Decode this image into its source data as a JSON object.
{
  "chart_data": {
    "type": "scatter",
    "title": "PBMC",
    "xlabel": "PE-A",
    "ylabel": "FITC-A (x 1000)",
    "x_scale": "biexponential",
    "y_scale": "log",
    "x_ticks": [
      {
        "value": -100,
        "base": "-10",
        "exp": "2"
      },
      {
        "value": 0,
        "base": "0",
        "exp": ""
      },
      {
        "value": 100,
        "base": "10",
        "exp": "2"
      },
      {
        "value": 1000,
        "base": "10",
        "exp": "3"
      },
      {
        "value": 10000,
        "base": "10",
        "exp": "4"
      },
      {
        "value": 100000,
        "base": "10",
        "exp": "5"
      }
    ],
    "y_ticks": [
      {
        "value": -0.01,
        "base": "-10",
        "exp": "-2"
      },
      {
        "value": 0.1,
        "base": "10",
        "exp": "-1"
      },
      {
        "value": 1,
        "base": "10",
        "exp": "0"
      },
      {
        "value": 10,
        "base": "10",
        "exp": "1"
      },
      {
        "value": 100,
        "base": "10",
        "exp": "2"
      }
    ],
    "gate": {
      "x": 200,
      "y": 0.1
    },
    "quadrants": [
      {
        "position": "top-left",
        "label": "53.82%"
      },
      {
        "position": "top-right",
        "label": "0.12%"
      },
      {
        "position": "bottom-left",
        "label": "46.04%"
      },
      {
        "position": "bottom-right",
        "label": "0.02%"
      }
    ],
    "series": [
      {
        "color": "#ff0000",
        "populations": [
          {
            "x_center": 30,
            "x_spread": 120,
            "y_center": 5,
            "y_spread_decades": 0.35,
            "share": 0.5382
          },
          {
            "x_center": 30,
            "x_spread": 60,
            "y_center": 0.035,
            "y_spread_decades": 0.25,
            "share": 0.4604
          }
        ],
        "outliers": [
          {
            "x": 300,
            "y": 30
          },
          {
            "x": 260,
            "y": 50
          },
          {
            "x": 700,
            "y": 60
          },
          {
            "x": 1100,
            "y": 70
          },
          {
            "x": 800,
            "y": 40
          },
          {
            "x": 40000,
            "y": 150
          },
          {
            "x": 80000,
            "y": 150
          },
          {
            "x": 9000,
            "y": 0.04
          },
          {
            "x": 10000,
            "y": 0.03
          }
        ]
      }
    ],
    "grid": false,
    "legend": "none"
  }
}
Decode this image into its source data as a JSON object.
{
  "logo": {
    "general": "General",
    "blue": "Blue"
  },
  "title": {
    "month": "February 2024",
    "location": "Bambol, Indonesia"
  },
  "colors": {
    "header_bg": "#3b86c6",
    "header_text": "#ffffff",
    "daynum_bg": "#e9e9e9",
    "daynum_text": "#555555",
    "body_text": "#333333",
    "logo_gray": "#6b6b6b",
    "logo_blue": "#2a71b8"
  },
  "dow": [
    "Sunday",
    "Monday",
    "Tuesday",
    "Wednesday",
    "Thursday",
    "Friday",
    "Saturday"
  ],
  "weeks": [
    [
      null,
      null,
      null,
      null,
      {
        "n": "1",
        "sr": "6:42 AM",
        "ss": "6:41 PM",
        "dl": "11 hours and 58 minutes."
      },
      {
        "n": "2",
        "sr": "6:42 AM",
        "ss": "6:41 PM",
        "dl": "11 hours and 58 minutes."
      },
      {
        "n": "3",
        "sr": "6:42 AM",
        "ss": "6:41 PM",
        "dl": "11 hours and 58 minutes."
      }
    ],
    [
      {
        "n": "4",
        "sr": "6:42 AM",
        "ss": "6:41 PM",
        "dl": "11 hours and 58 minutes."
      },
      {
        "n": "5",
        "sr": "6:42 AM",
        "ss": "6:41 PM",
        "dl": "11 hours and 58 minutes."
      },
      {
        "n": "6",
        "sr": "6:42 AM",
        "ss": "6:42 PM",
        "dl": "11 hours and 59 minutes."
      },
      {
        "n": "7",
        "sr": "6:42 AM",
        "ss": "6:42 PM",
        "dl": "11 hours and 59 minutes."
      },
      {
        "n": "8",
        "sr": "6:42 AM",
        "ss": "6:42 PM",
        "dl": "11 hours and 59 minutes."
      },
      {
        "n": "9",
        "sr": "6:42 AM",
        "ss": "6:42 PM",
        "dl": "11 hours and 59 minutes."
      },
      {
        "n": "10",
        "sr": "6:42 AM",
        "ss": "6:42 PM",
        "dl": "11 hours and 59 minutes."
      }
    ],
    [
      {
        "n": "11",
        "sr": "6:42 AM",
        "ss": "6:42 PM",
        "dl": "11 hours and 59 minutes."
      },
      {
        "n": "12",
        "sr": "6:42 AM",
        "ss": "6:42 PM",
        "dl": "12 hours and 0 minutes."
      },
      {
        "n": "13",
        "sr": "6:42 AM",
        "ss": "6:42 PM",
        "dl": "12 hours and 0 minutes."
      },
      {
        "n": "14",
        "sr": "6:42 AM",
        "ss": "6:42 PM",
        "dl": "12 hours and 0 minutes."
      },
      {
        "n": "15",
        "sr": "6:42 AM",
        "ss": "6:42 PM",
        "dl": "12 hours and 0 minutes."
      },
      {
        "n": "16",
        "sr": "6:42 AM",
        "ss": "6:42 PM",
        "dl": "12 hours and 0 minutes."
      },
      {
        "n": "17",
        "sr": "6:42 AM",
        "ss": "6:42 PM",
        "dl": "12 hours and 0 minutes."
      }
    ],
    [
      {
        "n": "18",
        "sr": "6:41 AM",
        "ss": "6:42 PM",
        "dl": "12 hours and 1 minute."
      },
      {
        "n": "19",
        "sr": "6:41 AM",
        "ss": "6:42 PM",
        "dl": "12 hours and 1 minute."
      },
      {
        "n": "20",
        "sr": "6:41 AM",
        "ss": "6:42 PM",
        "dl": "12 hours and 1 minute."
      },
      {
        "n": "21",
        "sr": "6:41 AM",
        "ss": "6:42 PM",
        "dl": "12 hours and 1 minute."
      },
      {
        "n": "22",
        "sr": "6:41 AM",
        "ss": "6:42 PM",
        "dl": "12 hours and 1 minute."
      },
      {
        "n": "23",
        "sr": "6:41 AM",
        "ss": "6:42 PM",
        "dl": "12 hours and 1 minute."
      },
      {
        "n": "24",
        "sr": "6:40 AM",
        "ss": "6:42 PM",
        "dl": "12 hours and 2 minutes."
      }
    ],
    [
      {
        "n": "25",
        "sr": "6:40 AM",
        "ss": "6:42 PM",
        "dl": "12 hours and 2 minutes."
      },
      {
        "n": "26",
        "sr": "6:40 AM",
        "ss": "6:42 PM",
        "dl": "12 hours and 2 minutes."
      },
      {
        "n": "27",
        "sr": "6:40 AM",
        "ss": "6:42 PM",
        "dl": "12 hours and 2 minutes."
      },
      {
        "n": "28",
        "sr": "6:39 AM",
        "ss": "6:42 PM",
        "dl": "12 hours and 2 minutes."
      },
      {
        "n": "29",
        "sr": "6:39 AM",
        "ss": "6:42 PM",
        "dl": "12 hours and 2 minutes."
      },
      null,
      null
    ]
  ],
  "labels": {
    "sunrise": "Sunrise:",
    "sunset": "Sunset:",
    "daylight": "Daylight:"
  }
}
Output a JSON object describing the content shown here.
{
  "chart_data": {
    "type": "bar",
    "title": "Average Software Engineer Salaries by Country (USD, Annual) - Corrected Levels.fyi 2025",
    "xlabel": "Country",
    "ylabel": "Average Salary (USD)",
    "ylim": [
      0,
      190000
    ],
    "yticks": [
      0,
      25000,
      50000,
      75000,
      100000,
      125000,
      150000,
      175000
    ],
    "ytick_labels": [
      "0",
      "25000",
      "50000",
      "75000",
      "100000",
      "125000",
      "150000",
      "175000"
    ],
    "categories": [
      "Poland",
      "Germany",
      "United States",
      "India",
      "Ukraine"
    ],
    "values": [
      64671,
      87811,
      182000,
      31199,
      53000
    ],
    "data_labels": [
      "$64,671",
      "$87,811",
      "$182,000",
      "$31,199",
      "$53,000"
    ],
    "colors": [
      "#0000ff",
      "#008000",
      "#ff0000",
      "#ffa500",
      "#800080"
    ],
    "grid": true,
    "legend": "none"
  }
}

Requirements
From the data above, count the lines where "title" occurs and give that figure and nothing else.

Exercise answer
3